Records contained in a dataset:
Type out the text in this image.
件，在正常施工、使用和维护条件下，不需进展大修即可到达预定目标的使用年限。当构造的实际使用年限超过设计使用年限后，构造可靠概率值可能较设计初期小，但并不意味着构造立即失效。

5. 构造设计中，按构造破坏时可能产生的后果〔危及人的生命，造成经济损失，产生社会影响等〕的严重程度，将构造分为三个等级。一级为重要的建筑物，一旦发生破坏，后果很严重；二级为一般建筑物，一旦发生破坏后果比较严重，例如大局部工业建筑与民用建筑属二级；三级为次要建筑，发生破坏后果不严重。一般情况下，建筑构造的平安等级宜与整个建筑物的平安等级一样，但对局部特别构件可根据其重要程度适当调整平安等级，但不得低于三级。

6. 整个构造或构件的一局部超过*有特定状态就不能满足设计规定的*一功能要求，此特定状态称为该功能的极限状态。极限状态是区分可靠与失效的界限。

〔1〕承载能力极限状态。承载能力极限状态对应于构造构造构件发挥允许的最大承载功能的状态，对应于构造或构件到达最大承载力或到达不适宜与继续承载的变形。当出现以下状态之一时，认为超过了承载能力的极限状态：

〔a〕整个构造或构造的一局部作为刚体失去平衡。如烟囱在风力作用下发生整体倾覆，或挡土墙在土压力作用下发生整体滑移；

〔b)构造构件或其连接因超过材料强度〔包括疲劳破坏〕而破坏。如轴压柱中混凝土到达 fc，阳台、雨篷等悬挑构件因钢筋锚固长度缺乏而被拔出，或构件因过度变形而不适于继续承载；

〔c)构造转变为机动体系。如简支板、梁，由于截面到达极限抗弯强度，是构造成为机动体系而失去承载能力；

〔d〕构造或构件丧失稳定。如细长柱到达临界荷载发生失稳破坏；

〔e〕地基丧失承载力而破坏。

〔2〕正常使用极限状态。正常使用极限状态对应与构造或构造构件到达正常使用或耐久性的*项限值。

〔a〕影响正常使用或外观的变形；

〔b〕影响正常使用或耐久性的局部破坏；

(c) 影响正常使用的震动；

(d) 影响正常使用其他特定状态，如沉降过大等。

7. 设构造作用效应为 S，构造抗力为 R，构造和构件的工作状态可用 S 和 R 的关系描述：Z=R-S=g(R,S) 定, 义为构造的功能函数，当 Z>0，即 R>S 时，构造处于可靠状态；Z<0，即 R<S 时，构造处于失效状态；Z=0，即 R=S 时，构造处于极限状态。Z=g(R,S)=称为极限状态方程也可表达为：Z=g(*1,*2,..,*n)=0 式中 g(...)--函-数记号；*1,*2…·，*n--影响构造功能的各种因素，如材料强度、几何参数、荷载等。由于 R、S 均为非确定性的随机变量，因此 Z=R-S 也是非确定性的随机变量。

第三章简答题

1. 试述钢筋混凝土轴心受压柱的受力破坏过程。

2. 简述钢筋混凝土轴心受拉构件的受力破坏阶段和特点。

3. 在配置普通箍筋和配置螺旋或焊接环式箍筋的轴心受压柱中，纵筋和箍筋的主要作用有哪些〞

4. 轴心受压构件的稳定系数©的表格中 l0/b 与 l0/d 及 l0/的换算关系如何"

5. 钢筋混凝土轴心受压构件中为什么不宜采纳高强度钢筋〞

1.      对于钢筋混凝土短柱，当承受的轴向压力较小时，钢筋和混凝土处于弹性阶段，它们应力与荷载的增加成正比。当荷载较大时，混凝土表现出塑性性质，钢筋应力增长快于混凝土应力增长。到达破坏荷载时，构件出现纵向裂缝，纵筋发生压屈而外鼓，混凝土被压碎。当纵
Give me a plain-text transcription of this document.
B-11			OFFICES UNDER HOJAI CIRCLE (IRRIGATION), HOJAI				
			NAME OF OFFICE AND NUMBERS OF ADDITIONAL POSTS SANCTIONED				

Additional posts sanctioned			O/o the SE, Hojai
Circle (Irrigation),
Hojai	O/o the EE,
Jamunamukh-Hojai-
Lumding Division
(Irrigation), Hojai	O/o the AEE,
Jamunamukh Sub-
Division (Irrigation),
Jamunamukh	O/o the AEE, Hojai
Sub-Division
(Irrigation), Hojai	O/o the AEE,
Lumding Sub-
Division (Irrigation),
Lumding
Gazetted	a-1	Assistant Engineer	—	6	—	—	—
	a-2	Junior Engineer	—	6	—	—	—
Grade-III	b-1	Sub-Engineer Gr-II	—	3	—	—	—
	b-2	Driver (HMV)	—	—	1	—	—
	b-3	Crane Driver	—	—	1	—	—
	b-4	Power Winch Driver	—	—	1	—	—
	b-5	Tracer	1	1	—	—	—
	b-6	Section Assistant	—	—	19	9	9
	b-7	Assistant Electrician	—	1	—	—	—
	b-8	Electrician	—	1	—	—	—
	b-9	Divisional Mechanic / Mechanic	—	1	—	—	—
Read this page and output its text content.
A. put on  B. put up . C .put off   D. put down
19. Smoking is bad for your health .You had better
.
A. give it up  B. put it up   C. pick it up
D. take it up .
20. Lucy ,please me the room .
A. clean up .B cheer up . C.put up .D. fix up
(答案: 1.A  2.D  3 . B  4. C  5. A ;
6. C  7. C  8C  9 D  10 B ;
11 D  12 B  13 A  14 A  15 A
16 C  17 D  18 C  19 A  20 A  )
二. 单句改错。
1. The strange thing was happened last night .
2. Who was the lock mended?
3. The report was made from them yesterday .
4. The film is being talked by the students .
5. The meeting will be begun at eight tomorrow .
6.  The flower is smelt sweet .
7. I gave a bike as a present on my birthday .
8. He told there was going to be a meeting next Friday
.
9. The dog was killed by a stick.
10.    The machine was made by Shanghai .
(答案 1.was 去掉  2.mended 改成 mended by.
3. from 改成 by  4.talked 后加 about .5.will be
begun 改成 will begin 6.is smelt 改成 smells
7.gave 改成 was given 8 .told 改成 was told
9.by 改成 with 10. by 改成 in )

→ **Exercise directions**:
In the entries above, find lines with "begun" and copy each.

→ **Exercise result**:
5. The meeting will be begun at eight tomorrow .
begun 改成 will begin 6.is smelt 改成 smells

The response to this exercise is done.